● **INSTRUCTIONS FOR THE TASK**
Filter the listing and keep only the lines with the word "this".

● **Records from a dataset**

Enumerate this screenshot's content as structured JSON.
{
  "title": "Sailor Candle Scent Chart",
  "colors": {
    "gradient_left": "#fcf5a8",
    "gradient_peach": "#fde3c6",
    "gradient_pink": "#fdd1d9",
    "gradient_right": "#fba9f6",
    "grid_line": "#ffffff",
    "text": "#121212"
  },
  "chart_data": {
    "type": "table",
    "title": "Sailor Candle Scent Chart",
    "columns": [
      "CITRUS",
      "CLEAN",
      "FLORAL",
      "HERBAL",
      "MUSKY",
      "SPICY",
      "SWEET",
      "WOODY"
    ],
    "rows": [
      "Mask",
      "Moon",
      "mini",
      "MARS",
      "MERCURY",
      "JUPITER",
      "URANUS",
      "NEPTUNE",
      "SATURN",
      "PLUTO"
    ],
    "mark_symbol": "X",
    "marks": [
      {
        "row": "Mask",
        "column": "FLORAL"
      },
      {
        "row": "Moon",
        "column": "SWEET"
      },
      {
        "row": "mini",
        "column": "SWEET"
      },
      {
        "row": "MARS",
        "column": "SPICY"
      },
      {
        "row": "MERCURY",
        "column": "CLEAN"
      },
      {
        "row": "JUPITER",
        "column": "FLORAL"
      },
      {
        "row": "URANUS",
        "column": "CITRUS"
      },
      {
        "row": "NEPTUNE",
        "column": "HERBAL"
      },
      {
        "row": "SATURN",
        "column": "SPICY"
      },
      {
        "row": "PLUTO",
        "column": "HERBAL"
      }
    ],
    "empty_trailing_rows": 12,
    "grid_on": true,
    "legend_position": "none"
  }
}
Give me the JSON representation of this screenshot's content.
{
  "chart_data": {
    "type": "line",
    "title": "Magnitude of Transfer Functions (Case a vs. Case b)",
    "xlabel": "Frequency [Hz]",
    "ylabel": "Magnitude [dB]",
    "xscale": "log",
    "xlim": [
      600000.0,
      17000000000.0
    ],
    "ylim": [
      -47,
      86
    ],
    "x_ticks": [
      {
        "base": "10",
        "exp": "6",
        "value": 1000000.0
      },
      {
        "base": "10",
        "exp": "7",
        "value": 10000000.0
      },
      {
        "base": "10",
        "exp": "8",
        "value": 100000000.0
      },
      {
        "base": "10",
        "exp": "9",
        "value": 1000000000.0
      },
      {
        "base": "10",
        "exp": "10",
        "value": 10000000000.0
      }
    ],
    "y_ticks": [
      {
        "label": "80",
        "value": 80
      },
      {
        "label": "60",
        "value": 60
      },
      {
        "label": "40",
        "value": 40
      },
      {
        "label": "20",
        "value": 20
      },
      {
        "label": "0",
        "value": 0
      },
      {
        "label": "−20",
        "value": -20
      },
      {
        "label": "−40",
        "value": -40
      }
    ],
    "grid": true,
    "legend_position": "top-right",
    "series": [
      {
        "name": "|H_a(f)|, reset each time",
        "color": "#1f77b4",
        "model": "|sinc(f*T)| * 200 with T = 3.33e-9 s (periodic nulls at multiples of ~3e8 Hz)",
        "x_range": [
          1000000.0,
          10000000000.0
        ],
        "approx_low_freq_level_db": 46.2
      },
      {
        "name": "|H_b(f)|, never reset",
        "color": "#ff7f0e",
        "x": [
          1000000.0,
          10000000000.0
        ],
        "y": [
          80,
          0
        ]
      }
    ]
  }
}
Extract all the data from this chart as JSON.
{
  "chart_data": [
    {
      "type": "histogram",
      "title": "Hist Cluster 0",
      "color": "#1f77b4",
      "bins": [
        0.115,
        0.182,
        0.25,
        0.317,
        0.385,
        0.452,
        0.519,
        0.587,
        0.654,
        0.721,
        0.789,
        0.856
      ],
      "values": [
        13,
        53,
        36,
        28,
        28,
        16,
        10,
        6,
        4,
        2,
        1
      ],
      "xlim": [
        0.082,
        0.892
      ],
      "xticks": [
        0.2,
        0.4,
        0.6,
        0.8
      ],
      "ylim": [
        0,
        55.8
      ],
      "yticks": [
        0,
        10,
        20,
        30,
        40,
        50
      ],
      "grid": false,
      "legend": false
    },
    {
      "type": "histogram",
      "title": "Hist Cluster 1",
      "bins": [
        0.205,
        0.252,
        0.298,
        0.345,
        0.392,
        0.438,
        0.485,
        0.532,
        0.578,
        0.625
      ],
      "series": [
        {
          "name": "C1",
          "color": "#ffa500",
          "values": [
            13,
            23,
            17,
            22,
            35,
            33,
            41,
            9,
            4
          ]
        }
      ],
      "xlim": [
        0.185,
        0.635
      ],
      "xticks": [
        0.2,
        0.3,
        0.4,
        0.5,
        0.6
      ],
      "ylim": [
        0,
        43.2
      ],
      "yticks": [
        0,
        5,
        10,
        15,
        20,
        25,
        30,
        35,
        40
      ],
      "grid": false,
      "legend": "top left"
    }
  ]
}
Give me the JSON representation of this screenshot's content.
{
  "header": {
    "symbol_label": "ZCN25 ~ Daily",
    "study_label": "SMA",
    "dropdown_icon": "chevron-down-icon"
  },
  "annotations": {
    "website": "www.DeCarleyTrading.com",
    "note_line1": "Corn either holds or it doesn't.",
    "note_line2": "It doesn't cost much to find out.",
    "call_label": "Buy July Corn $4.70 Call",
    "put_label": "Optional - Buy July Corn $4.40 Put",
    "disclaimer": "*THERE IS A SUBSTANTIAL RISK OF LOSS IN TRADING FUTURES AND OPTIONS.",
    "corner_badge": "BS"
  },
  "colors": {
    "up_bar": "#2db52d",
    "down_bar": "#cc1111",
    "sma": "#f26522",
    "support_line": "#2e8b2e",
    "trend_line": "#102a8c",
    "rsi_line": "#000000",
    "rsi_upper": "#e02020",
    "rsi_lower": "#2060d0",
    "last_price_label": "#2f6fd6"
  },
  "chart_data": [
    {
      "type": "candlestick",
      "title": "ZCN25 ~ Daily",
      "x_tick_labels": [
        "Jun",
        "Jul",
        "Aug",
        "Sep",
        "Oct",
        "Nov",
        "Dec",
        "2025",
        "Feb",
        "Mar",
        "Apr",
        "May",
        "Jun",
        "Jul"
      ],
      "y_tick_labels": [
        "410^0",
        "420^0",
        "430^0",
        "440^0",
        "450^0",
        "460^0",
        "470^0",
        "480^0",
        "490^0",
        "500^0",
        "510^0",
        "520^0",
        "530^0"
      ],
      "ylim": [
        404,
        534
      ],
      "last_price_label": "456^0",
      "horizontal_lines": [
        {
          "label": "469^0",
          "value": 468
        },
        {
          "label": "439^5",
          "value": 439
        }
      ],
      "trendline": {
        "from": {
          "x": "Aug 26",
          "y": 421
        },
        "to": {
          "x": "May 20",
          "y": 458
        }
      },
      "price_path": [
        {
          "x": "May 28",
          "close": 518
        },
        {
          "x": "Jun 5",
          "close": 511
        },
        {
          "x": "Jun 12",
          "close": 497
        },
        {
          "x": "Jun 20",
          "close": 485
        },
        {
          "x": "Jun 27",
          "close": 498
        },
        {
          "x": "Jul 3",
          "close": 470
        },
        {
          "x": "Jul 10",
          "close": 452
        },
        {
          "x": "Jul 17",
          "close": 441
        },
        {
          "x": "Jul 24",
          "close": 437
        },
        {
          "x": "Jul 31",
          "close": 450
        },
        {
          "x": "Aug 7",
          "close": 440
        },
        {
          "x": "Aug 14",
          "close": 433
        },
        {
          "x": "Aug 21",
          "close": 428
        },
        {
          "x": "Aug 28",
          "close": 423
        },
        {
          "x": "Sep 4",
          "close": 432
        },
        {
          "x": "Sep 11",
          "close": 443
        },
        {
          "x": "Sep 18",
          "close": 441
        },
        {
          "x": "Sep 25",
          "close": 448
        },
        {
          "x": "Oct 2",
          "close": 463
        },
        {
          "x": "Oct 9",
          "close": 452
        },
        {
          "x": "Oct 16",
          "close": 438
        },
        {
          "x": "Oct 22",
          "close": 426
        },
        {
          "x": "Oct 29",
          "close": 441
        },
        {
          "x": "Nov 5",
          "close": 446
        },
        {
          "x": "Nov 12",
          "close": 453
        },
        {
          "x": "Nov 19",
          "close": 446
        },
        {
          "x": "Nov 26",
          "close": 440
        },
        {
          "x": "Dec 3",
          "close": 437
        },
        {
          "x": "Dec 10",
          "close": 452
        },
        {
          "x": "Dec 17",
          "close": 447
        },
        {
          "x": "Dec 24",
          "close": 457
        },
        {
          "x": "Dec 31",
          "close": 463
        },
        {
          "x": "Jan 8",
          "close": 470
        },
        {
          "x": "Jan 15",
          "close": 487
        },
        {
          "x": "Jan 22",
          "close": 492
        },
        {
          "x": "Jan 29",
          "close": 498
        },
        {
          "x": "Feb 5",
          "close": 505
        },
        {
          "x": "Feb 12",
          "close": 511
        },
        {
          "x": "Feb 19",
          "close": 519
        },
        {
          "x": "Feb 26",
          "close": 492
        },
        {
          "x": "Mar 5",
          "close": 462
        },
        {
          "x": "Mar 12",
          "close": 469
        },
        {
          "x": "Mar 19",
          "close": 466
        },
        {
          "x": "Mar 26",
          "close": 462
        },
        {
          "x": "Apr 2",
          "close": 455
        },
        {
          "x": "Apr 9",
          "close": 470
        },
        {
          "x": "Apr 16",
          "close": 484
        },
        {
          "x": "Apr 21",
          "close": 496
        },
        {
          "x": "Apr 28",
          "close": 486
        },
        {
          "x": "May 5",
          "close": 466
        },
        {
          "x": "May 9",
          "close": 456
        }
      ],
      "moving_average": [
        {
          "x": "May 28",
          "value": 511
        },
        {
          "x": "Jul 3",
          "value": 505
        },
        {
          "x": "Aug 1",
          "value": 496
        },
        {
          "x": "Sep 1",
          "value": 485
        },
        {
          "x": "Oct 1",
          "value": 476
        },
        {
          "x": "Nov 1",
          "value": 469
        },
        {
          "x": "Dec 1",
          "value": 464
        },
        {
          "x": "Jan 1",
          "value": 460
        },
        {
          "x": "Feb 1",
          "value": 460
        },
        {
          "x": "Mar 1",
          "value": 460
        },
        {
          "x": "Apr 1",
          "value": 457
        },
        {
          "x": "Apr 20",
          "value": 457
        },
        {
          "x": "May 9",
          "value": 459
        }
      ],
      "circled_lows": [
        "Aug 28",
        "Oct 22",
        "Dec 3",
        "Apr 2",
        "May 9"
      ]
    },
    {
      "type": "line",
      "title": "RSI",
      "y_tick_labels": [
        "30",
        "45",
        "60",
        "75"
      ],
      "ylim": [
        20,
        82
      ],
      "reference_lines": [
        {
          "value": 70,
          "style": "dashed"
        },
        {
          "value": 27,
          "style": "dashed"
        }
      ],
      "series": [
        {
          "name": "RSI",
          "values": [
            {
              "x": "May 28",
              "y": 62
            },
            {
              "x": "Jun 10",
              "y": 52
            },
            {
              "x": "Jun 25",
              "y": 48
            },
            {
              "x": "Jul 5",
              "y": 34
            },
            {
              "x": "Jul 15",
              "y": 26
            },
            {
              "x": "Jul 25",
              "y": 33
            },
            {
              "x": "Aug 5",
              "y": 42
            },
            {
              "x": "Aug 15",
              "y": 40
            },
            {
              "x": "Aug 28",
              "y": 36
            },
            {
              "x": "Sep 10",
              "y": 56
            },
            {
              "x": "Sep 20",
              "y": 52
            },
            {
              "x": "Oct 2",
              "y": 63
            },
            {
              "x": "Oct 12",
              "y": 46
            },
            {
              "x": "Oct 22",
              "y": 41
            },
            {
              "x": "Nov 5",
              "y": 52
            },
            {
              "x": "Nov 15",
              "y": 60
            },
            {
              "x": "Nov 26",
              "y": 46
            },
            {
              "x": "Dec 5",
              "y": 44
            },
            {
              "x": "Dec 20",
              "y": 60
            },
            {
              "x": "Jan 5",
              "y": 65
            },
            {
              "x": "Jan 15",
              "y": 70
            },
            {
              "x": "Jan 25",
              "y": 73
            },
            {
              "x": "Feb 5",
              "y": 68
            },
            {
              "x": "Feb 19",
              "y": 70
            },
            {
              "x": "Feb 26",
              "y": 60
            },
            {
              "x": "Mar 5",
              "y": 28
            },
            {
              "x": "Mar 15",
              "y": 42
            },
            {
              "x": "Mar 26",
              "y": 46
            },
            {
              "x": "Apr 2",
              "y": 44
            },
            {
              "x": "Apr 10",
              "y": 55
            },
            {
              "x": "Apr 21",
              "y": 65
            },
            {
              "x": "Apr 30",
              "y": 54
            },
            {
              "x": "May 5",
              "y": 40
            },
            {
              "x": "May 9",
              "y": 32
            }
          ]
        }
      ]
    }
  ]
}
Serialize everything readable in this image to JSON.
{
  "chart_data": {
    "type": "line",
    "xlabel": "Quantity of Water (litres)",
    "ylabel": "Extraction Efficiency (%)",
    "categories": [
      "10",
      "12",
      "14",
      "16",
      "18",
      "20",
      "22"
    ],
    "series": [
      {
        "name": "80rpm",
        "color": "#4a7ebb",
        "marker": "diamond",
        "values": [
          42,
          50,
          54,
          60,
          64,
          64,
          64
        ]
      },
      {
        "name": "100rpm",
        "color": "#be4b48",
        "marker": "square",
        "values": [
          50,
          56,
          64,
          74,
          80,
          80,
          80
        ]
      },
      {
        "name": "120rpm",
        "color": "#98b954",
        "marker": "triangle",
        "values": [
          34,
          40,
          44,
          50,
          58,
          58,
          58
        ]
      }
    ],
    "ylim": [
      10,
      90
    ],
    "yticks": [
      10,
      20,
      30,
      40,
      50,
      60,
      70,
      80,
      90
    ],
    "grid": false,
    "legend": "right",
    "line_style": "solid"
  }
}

● **TASK OUTPUT**
Enumerate this screenshot's content as structured JSON.
Give me the JSON representation of this screenshot's content.
Extract all the data from this chart as JSON.
Give me the JSON representation of this screenshot's content.
Serialize everything readable in this image to JSON.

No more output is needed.